Rows from a dataset →

_____

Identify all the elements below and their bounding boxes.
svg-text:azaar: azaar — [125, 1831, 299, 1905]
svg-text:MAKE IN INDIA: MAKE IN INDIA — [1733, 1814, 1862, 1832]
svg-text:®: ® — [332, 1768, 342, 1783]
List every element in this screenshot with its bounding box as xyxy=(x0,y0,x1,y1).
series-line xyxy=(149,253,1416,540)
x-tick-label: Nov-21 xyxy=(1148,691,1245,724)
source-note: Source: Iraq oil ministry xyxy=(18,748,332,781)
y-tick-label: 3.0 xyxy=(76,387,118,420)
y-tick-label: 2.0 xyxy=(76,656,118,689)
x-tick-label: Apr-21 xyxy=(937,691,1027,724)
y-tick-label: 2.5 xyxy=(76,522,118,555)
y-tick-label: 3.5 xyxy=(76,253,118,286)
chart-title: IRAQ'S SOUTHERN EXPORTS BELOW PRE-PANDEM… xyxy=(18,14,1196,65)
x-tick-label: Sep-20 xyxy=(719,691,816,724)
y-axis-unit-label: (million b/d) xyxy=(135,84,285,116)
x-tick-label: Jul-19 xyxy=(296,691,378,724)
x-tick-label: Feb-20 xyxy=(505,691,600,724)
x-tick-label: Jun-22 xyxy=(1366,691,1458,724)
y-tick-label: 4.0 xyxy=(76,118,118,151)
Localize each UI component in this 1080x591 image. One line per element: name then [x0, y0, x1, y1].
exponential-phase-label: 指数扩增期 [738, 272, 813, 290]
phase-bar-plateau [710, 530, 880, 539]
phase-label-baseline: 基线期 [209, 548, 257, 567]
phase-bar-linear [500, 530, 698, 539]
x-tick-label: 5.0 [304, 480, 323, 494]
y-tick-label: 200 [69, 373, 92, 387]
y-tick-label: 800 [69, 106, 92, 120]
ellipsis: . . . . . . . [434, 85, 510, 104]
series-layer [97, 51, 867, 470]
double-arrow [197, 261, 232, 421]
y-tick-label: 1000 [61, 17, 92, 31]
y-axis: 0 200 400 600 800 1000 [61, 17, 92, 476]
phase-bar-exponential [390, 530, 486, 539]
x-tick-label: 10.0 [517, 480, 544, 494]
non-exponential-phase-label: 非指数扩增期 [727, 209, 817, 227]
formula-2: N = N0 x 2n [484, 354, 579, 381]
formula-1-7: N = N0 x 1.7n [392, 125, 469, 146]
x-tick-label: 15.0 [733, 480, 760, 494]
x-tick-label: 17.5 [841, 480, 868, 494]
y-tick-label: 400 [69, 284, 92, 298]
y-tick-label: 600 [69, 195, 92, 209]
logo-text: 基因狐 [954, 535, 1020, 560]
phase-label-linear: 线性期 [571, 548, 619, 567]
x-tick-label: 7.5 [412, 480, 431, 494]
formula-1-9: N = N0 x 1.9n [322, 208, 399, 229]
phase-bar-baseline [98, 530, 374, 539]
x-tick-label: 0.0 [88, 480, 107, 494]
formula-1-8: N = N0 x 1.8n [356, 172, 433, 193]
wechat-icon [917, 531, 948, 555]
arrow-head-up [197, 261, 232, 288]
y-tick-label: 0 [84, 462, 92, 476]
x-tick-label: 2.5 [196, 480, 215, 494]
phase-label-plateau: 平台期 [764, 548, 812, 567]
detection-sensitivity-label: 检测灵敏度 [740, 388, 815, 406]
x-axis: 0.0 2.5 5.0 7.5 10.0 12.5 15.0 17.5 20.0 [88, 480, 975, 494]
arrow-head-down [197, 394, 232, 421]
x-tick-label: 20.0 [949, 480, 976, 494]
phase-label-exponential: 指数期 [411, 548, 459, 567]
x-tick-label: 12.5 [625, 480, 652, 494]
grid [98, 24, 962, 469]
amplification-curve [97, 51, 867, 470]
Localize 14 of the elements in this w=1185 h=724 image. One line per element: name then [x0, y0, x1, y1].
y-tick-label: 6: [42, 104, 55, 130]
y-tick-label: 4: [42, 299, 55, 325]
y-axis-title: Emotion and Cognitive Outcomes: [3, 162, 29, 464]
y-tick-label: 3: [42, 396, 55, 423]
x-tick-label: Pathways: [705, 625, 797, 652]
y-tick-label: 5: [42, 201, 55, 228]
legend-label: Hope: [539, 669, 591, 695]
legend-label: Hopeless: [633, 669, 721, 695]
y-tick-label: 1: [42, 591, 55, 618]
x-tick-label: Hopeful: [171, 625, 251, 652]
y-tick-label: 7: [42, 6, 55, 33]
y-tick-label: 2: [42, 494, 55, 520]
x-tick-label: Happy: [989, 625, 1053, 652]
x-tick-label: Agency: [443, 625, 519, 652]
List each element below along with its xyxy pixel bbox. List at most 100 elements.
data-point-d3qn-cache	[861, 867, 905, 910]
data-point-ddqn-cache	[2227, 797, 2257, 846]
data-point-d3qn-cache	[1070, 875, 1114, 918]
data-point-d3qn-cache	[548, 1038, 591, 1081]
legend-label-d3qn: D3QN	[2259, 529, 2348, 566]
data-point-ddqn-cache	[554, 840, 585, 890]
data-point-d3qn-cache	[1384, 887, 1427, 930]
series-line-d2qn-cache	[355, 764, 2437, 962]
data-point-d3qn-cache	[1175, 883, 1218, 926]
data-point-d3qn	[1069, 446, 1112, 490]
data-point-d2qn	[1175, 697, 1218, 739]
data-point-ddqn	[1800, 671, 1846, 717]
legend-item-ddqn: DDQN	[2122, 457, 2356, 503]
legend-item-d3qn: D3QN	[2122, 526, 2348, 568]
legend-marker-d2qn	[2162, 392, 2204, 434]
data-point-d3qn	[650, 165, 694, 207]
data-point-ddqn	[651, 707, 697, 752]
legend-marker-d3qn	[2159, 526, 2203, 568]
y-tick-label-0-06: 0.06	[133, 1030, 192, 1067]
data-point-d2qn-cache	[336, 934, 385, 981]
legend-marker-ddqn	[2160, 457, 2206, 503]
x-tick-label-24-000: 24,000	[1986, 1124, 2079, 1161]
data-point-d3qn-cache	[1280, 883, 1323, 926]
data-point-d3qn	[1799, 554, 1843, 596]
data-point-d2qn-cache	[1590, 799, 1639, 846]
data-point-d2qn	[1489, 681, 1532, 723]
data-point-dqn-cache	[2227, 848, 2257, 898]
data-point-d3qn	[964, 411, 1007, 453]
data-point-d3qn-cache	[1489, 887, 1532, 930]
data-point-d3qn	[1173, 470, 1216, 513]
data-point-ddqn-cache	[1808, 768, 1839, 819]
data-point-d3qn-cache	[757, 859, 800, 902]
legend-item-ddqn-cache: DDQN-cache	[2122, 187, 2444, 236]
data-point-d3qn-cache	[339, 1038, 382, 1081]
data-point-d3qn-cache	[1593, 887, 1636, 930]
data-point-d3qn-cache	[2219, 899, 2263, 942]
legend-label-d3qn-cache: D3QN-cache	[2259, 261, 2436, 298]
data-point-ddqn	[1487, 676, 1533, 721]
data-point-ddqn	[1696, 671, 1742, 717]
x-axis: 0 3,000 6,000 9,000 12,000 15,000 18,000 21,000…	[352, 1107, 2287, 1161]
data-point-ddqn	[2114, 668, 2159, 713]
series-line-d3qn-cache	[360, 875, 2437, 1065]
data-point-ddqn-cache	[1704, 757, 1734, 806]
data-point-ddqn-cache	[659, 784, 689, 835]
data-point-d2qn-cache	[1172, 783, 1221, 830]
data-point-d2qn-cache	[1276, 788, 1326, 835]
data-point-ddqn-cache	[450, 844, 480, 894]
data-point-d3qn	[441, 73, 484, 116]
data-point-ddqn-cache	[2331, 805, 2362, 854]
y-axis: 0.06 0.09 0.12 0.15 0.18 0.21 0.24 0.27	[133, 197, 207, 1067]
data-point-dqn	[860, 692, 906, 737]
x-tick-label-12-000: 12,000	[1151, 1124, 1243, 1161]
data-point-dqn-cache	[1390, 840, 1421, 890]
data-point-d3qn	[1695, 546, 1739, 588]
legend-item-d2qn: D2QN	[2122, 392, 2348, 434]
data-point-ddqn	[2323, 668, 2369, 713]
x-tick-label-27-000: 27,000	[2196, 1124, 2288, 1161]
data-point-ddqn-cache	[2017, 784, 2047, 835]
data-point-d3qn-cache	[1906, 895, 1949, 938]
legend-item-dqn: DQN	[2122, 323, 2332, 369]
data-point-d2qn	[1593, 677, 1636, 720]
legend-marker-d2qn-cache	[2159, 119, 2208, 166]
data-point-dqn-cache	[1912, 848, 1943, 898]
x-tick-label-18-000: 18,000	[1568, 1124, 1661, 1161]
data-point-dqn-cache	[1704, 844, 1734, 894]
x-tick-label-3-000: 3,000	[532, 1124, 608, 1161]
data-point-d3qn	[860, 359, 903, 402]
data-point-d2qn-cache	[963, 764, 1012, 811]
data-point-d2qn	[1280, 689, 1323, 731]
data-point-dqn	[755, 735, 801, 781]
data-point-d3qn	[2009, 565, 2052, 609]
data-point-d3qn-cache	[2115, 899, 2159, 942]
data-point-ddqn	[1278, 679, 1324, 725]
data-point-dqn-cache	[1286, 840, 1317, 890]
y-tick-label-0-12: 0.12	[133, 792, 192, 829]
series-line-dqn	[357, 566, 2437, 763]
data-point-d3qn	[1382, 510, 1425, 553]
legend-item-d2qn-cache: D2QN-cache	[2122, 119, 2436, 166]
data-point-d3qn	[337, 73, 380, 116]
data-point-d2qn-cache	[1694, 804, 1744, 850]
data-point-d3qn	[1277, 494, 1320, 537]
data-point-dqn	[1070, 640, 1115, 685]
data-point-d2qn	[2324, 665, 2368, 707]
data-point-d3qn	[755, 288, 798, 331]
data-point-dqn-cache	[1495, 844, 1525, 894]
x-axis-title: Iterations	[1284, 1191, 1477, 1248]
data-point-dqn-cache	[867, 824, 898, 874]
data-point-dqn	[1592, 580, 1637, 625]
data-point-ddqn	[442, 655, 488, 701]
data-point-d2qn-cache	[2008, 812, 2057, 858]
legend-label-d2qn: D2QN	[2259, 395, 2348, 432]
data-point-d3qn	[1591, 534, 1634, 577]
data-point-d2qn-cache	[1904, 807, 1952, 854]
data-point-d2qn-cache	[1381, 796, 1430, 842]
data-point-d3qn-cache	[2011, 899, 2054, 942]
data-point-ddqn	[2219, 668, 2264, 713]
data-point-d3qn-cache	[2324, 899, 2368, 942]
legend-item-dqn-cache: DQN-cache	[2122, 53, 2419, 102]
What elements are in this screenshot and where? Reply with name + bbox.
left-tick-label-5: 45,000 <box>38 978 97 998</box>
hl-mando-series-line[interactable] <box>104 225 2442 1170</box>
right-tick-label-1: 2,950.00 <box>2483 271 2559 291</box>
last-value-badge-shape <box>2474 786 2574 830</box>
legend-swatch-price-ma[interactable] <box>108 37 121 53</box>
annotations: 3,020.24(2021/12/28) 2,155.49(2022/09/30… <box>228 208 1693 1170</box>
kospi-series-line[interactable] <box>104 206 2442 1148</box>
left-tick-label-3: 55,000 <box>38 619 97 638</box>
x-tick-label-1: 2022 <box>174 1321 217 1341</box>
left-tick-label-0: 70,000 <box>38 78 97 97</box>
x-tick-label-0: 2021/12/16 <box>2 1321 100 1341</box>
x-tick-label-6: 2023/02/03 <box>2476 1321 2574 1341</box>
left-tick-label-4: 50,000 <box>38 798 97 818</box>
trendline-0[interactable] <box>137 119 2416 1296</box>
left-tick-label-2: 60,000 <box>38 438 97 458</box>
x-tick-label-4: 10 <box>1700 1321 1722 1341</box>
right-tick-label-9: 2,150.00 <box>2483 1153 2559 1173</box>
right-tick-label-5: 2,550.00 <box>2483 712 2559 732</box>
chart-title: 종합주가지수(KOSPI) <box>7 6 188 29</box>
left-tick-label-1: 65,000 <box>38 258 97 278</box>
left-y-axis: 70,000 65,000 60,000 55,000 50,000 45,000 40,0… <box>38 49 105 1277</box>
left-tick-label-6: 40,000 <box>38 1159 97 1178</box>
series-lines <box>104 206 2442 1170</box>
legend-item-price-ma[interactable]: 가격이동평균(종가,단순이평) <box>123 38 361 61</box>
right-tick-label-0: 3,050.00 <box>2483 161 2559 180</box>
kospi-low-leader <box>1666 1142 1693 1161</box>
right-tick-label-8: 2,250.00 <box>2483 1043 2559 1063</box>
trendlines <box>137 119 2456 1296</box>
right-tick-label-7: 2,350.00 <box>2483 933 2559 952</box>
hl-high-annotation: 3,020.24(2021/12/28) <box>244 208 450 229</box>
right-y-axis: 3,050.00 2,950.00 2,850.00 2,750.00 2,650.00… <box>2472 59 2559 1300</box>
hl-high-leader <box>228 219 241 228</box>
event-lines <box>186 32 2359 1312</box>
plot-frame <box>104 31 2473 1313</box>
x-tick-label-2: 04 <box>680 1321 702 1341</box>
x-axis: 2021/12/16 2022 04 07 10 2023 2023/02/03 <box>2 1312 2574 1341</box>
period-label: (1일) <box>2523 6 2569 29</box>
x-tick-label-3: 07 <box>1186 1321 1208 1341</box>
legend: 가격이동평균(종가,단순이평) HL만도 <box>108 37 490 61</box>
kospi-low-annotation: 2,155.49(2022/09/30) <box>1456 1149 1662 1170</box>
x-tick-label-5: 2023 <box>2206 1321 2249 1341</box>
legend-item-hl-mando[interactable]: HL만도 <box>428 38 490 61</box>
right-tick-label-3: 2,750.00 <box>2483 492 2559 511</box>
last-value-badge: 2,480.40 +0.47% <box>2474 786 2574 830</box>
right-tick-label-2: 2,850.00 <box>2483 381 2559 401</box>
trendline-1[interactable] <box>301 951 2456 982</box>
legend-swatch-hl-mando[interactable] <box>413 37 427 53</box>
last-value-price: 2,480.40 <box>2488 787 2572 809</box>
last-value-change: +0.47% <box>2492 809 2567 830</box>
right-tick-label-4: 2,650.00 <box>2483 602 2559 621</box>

_____

JOB → Format the items, from the first line through the line containing "x-tick-label: 10.0 [517, 480, 544, 494]", as a Markdown table with the columns Row and Item line. Give each line a row number and leave out blank lines.

ANSWER TO THE TASK →
| Row | Item line |
|---|---|
| 1 | Identify all the elements below and their bounding boxes. |
| 2 | svg-text:azaar: azaar — [125, 1831, 299, 1905] |
| 3 | svg-text:MAKE IN INDIA: MAKE IN INDIA — [1733, 1814, 1862, 1832] |
| 4 | svg-text:®: ® — [332, 1768, 342, 1783] |
| 5 | List every element in this screenshot with its bounding box as xyxy=(x0,y0,x1,y1). |
| 6 | series-line xyxy=(149,253,1416,540) |
| 7 | x-tick-label: Nov-21 xyxy=(1148,691,1245,724) |
| 8 | source-note: Source: Iraq oil ministry xyxy=(18,748,332,781) |
| 9 | y-tick-label: 3.0 xyxy=(76,387,118,420) |
| 10 | y-tick-label: 2.0 xyxy=(76,656,118,689) |
| 11 | x-tick-label: Apr-21 xyxy=(937,691,1027,724) |
| 12 | y-tick-label: 2.5 xyxy=(76,522,118,555) |
| 13 | y-tick-label: 3.5 xyxy=(76,253,118,286) |
| 14 | chart-title: IRAQ'S SOUTHERN EXPORTS BELOW PRE-PANDEM… xyxy=(18,14,1196,65) |
| 15 | x-tick-label: Sep-20 xyxy=(719,691,816,724) |
| 16 | y-axis-unit-label: (million b/d) xyxy=(135,84,285,116) |
| 17 | x-tick-label: Jul-19 xyxy=(296,691,378,724) |
| 18 | x-tick-label: Feb-20 xyxy=(505,691,600,724) |
| 19 | x-tick-label: Jun-22 xyxy=(1366,691,1458,724) |
| 20 | y-tick-label: 4.0 xyxy=(76,118,118,151) |
| 21 | Localize each UI component in this 1080x591 image. One line per element: name then [x0, y0, x1, y1]. |
| 22 | exponential-phase-label: 指数扩增期 [738, 272, 813, 290] |
| 23 | phase-bar-plateau [710, 530, 880, 539] |
| 24 | phase-label-baseline: 基线期 [209, 548, 257, 567] |
| 25 | phase-bar-linear [500, 530, 698, 539] |
| 26 | x-tick-label: 5.0 [304, 480, 323, 494] |
| 27 | y-tick-label: 200 [69, 373, 92, 387] |
| 28 | y-tick-label: 800 [69, 106, 92, 120] |
| 29 | ellipsis: . . . . . . . [434, 85, 510, 104] |
| 30 | series-layer [97, 51, 867, 470] |
| 31 | double-arrow [197, 261, 232, 421] |
| 32 | y-tick-label: 1000 [61, 17, 92, 31] |
| 33 | y-axis: 0 200 400 600 800 1000 [61, 17, 92, 476] |
| 34 | phase-bar-exponential [390, 530, 486, 539] |
| 35 | x-tick-label: 10.0 [517, 480, 544, 494] |